- **Goal**
Every line from the one containing "Transcribe this image's" through the end of the listing below must be given again exactly, and nothing else; exclude pictures.

═══ Material provided

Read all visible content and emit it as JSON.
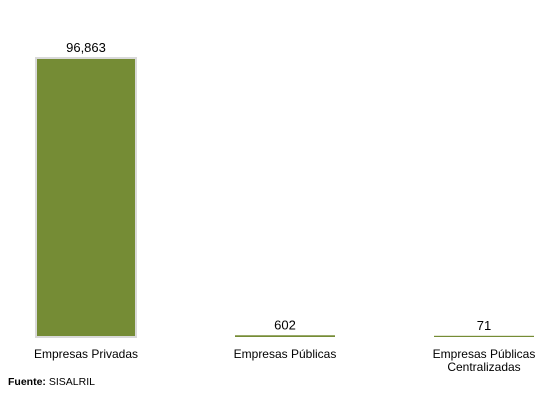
{
  "chart_data": {
    "type": "bar",
    "categories": [
      "Empresas Privadas",
      "Empresas Públicas",
      "Empresas Públicas Centralizadas"
    ],
    "values": [
      96863,
      602,
      71
    ],
    "data_labels": [
      "96,863",
      "602",
      "71"
    ],
    "title": "",
    "xlabel": "",
    "ylabel": "",
    "ylim": [
      0,
      96863
    ],
    "grid": false,
    "legend": "none",
    "colors": [
      "#758c35",
      "#758c35",
      "#758c35"
    ],
    "border_color": "#d9d9d9"
  },
  "footer": {
    "source_label": "Fuente:",
    "source_value": "SISALRIL"
  }
}
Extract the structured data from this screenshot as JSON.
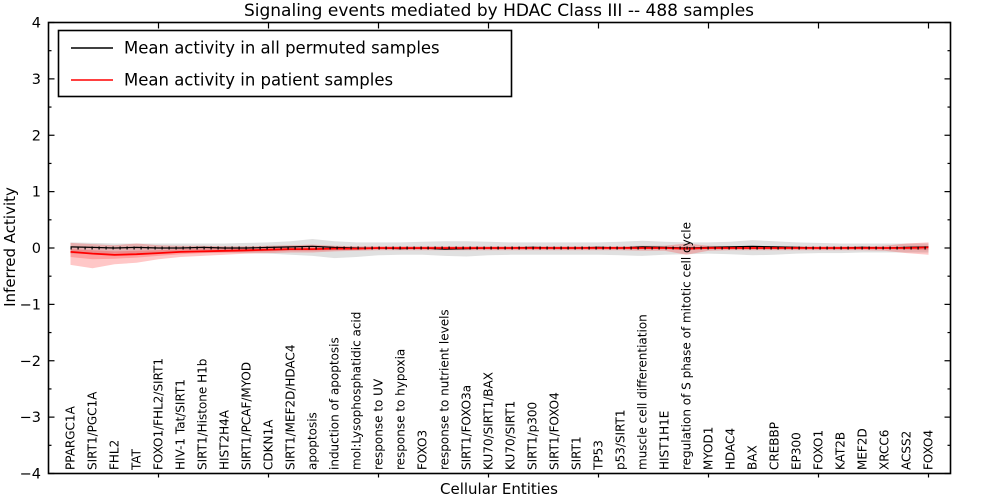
{
  "title": "Signaling events mediated by HDAC Class III -- 488 samples",
  "axes": {
    "xlabel": "Cellular Entities",
    "ylabel": "Inferred Activity",
    "ylim": [
      -4,
      4
    ],
    "yticks": [
      4,
      3,
      2,
      1,
      0,
      -1,
      -2,
      -3,
      -4
    ],
    "grid": false
  },
  "legend": {
    "position": "upper-left",
    "entries": [
      {
        "label": "Mean activity in all permuted samples",
        "color": "#000000"
      },
      {
        "label": "Mean activity in patient samples",
        "color": "#ff0000"
      }
    ]
  },
  "chart_data": {
    "type": "line",
    "title": "Signaling events mediated by HDAC Class III -- 488 samples",
    "xlabel": "Cellular Entities",
    "ylabel": "Inferred Activity",
    "ylim": [
      -4,
      4
    ],
    "xtick_every": 5,
    "categories": [
      "PPARGC1A",
      "SIRT1/PGC1A",
      "FHL2",
      "TAT",
      "FOXO1/FHL2/SIRT1",
      "HIV-1 Tat/SIRT1",
      "SIRT1/Histone H1b",
      "HIST2H4A",
      "SIRT1/PCAF/MYOD",
      "CDKN1A",
      "SIRT1/MEF2D/HDAC4",
      "apoptosis",
      "induction of apoptosis",
      "mol:Lysophosphatidic acid",
      "response to UV",
      "response to hypoxia",
      "FOXO3",
      "response to nutrient levels",
      "SIRT1/FOXO3a",
      "KU70/SIRT1/BAX",
      "KU70/SIRT1",
      "SIRT1/p300",
      "SIRT1/FOXO4",
      "SIRT1",
      "TP53",
      "p53/SIRT1",
      "muscle cell differentiation",
      "HIST1H1E",
      "regulation of S phase of mitotic cell cycle",
      "MYOD1",
      "HDAC4",
      "BAX",
      "CREBBP",
      "EP300",
      "FOXO1",
      "KAT2B",
      "MEF2D",
      "XRCC6",
      "ACSS2",
      "FOXO4"
    ],
    "series": [
      {
        "name": "Mean activity in all permuted samples",
        "color": "#000000",
        "values": [
          0.02,
          0.01,
          0.0,
          0.01,
          0.0,
          0.0,
          0.01,
          0.0,
          0.0,
          0.01,
          0.02,
          0.03,
          0.01,
          0.0,
          0.0,
          -0.01,
          0.0,
          -0.02,
          -0.01,
          0.0,
          0.0,
          0.01,
          0.0,
          0.0,
          0.01,
          0.0,
          0.02,
          0.01,
          0.0,
          0.01,
          0.02,
          0.03,
          0.02,
          0.01,
          0.0,
          0.0,
          0.01,
          0.0,
          0.01,
          0.02
        ]
      },
      {
        "name": "Mean activity in patient samples",
        "color": "#ff0000",
        "values": [
          -0.07,
          -0.1,
          -0.12,
          -0.11,
          -0.09,
          -0.07,
          -0.06,
          -0.05,
          -0.04,
          -0.03,
          -0.02,
          -0.02,
          -0.01,
          -0.01,
          0.0,
          0.0,
          0.0,
          0.0,
          0.0,
          0.0,
          0.0,
          0.0,
          0.0,
          0.0,
          0.0,
          0.0,
          0.0,
          0.0,
          -0.01,
          0.0,
          0.0,
          0.0,
          0.0,
          0.0,
          0.0,
          0.0,
          0.0,
          0.0,
          0.0,
          0.01
        ]
      }
    ],
    "bands": [
      {
        "name": "permuted-samples-band",
        "color": "#000000",
        "opacity": 0.12,
        "upper": [
          0.1,
          0.09,
          0.08,
          0.08,
          0.08,
          0.08,
          0.08,
          0.08,
          0.09,
          0.1,
          0.12,
          0.16,
          0.12,
          0.1,
          0.1,
          0.1,
          0.11,
          0.12,
          0.12,
          0.11,
          0.1,
          0.1,
          0.1,
          0.1,
          0.1,
          0.11,
          0.13,
          0.11,
          0.1,
          0.1,
          0.11,
          0.14,
          0.12,
          0.1,
          0.09,
          0.08,
          0.08,
          0.08,
          0.08,
          0.08
        ],
        "lower": [
          -0.1,
          -0.1,
          -0.09,
          -0.09,
          -0.08,
          -0.08,
          -0.08,
          -0.08,
          -0.09,
          -0.1,
          -0.12,
          -0.14,
          -0.18,
          -0.16,
          -0.13,
          -0.12,
          -0.12,
          -0.14,
          -0.15,
          -0.13,
          -0.12,
          -0.12,
          -0.12,
          -0.12,
          -0.12,
          -0.13,
          -0.14,
          -0.12,
          -0.11,
          -0.1,
          -0.11,
          -0.13,
          -0.12,
          -0.1,
          -0.09,
          -0.09,
          -0.08,
          -0.08,
          -0.08,
          -0.08
        ]
      },
      {
        "name": "patient-samples-outer-band",
        "color": "#ff0000",
        "opacity": 0.22,
        "upper": [
          0.09,
          0.07,
          0.05,
          0.08,
          0.05,
          0.04,
          0.04,
          0.03,
          0.03,
          0.04,
          0.05,
          0.06,
          0.04,
          0.03,
          0.03,
          0.03,
          0.03,
          0.03,
          0.03,
          0.03,
          0.03,
          0.03,
          0.03,
          0.03,
          0.03,
          0.03,
          0.04,
          0.04,
          0.08,
          0.04,
          0.03,
          0.03,
          0.03,
          0.03,
          0.03,
          0.03,
          0.03,
          0.04,
          0.08,
          0.1
        ],
        "lower": [
          -0.3,
          -0.36,
          -0.29,
          -0.26,
          -0.2,
          -0.16,
          -0.14,
          -0.12,
          -0.1,
          -0.09,
          -0.08,
          -0.08,
          -0.06,
          -0.05,
          -0.04,
          -0.04,
          -0.04,
          -0.04,
          -0.04,
          -0.04,
          -0.04,
          -0.04,
          -0.04,
          -0.04,
          -0.04,
          -0.04,
          -0.05,
          -0.05,
          -0.12,
          -0.05,
          -0.04,
          -0.04,
          -0.04,
          -0.04,
          -0.04,
          -0.04,
          -0.04,
          -0.05,
          -0.09,
          -0.12
        ]
      },
      {
        "name": "patient-samples-inner-band",
        "color": "#ff0000",
        "opacity": 0.2,
        "upper": [
          -0.02,
          -0.04,
          -0.06,
          -0.05,
          -0.04,
          -0.02,
          -0.01,
          0.0,
          0.01,
          0.01,
          0.01,
          0.02,
          0.01,
          0.01,
          0.01,
          0.01,
          0.01,
          0.01,
          0.01,
          0.01,
          0.01,
          0.01,
          0.01,
          0.01,
          0.01,
          0.01,
          0.01,
          0.01,
          0.02,
          0.01,
          0.01,
          0.01,
          0.01,
          0.01,
          0.01,
          0.01,
          0.01,
          0.01,
          0.02,
          0.03
        ],
        "lower": [
          -0.16,
          -0.2,
          -0.19,
          -0.17,
          -0.14,
          -0.11,
          -0.09,
          -0.08,
          -0.07,
          -0.06,
          -0.05,
          -0.05,
          -0.04,
          -0.03,
          -0.02,
          -0.02,
          -0.02,
          -0.02,
          -0.02,
          -0.02,
          -0.02,
          -0.02,
          -0.02,
          -0.02,
          -0.02,
          -0.02,
          -0.02,
          -0.02,
          -0.04,
          -0.02,
          -0.02,
          -0.02,
          -0.02,
          -0.02,
          -0.02,
          -0.02,
          -0.02,
          -0.02,
          -0.03,
          -0.04
        ]
      }
    ],
    "zero_line": {
      "y": 0,
      "style": "dotted",
      "color": "#000000"
    }
  }
}
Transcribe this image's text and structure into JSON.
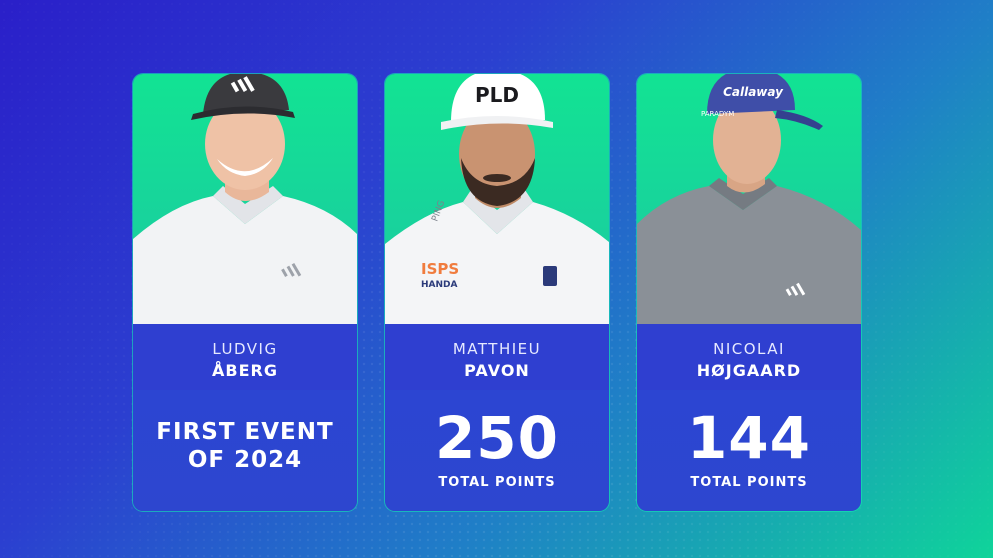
{
  "players": [
    {
      "first": "LUDVIG",
      "last": "ÅBERG",
      "headline": "FIRST EVENT OF 2024",
      "cap_logo": "adidas",
      "shirt_logo": "adidas"
    },
    {
      "first": "MATTHIEU",
      "last": "PAVON",
      "value": "250",
      "unit": "TOTAL POINTS",
      "cap_text": "PLD",
      "shirt_text_1": "ISPS",
      "shirt_text_2": "HANDA",
      "collar_text": "PING"
    },
    {
      "first": "NICOLAI",
      "last": "HØJGAARD",
      "value": "144",
      "unit": "TOTAL POINTS",
      "cap_text": "Callaway",
      "cap_side_text": "PARADYM",
      "shirt_logo": "adidas"
    }
  ],
  "colors": {
    "name_band": "#2f3fd0",
    "stat_band": "#2c45d2",
    "photo_bg": "#14dd98"
  }
}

══════

- **Exercise output**
Transcribe this image's text and structure into JSON.
{
  "players": [
    {
      "first": "LUDVIG",
      "last": "ÅBERG",
      "headline": "FIRST EVENT OF 2024",
      "cap_logo": "adidas",
      "shirt_logo": "adidas"
    },
    {
      "first": "MATTHIEU",
      "last": "PAVON",
      "value": "250",
      "unit": "TOTAL POINTS",
      "cap_text": "PLD",
      "shirt_text_1": "ISPS",
      "shirt_text_2": "HANDA",
      "collar_text": "PING"
    },
    {
      "first": "NICOLAI",
      "last": "HØJGAARD",
      "value": "144",
      "unit": "TOTAL POINTS",
      "cap_text": "Callaway",
      "cap_side_text": "PARADYM",
      "shirt_logo": "adidas"
    }
  ],
  "colors": {
    "name_band": "#2f3fd0",
    "stat_band": "#2c45d2",
    "photo_bg": "#14dd98"
  }
}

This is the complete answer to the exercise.